• [Material provided]
————————
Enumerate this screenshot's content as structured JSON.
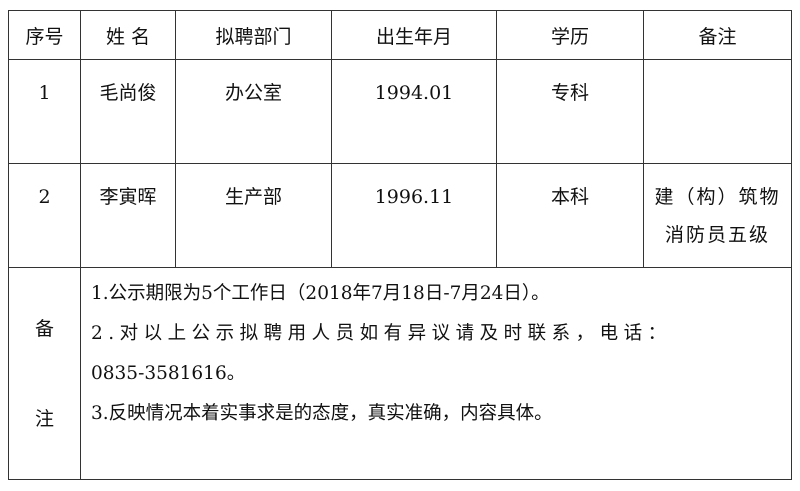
{
  "table": {
    "headers": [
      "序号",
      "姓 名",
      "拟聘部门",
      "出生年月",
      "学历",
      "备注"
    ],
    "rows": [
      [
        "1",
        "毛尚俊",
        "办公室",
        "1994.01",
        "专科",
        ""
      ],
      [
        "2",
        "李寅晖",
        "生产部",
        "1996.11",
        "本科",
        "建（构）筑物消防员五级"
      ]
    ],
    "remarks_label": [
      "备",
      "注"
    ],
    "remarks": [
      "1.公示期限为5个工作日（2018年7月18日-7月24日）。",
      "2.对以上公示拟聘用人员如有异议请及时联系，电话：",
      "0835-3581616。",
      "3.反映情况本着实事求是的态度，真实准确，内容具体。"
    ]
  }
}
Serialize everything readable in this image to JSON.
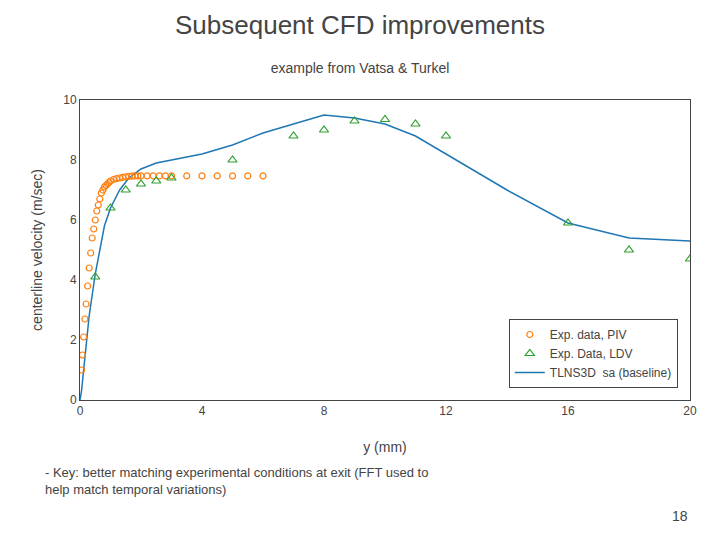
{
  "chart_data": {
    "type": "line",
    "title": "Subsequent CFD improvements",
    "subtitle": "example from Vatsa & Turkel",
    "xlabel": "y (mm)",
    "ylabel": "centerline velocity (m/sec)",
    "annotations": [
      "- Key: better matching experimental conditions at exit (FFT used to\nhelp match temporal variations)",
      "18"
    ],
    "xlim": [
      0,
      20
    ],
    "ylim": [
      0,
      10
    ],
    "xticks": [
      0,
      4,
      8,
      12,
      16,
      20
    ],
    "yticks": [
      0,
      2,
      4,
      6,
      8,
      10
    ],
    "grid": false,
    "legend": "lower right",
    "series": [
      {
        "name": "Exp. data, PIV",
        "type": "scatter",
        "marker": "circle",
        "x": [
          0.05,
          0.08,
          0.12,
          0.16,
          0.2,
          0.25,
          0.3,
          0.35,
          0.4,
          0.45,
          0.5,
          0.55,
          0.6,
          0.65,
          0.7,
          0.75,
          0.8,
          0.85,
          0.9,
          0.95,
          1.0,
          1.1,
          1.2,
          1.3,
          1.4,
          1.5,
          1.6,
          1.7,
          1.8,
          1.9,
          2.0,
          2.2,
          2.4,
          2.6,
          2.8,
          3.0,
          3.5,
          4.0,
          4.5,
          5.0,
          5.5,
          6.0
        ],
        "values": [
          1.0,
          1.5,
          2.1,
          2.7,
          3.2,
          3.8,
          4.4,
          4.9,
          5.4,
          5.7,
          6.0,
          6.3,
          6.5,
          6.7,
          6.9,
          7.0,
          7.1,
          7.15,
          7.2,
          7.25,
          7.3,
          7.35,
          7.38,
          7.4,
          7.42,
          7.44,
          7.45,
          7.46,
          7.47,
          7.47,
          7.47,
          7.47,
          7.47,
          7.47,
          7.47,
          7.47,
          7.47,
          7.47,
          7.47,
          7.47,
          7.47,
          7.47
        ]
      },
      {
        "name": "Exp. Data, LDV",
        "type": "scatter",
        "marker": "triangle",
        "x": [
          0.5,
          1.0,
          1.5,
          2.0,
          2.5,
          3.0,
          5.0,
          7.0,
          8.0,
          9.0,
          10.0,
          11.0,
          12.0,
          16.0,
          18.0,
          20.0
        ],
        "values": [
          4.1,
          6.4,
          7.0,
          7.2,
          7.3,
          7.4,
          8.0,
          8.8,
          9.0,
          9.3,
          9.35,
          9.2,
          8.8,
          5.9,
          5.0,
          4.7
        ]
      },
      {
        "name": "TLNS3D  sa (baseline)",
        "type": "line",
        "line_style": "solid",
        "x": [
          0,
          0.05,
          0.1,
          0.2,
          0.3,
          0.5,
          0.8,
          1.0,
          1.3,
          1.6,
          2.0,
          2.5,
          3.0,
          3.5,
          4.0,
          5.0,
          6.0,
          7.0,
          8.0,
          9.0,
          10.0,
          11.0,
          12.0,
          14.0,
          16.0,
          18.0,
          20.0
        ],
        "values": [
          0,
          0.3,
          0.8,
          1.8,
          2.8,
          4.2,
          5.8,
          6.4,
          7.0,
          7.4,
          7.7,
          7.9,
          8.0,
          8.1,
          8.2,
          8.5,
          8.9,
          9.2,
          9.5,
          9.4,
          9.2,
          8.8,
          8.2,
          7.0,
          5.9,
          5.4,
          5.3
        ]
      }
    ]
  }
}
————————
• [Problem to work on]
Copy all the lines above that hold the string "name".

• [Solution below]
        "name": "Exp. data, PIV",
        "name": "Exp. Data, LDV",
        "name": "TLNS3D  sa (baseline)",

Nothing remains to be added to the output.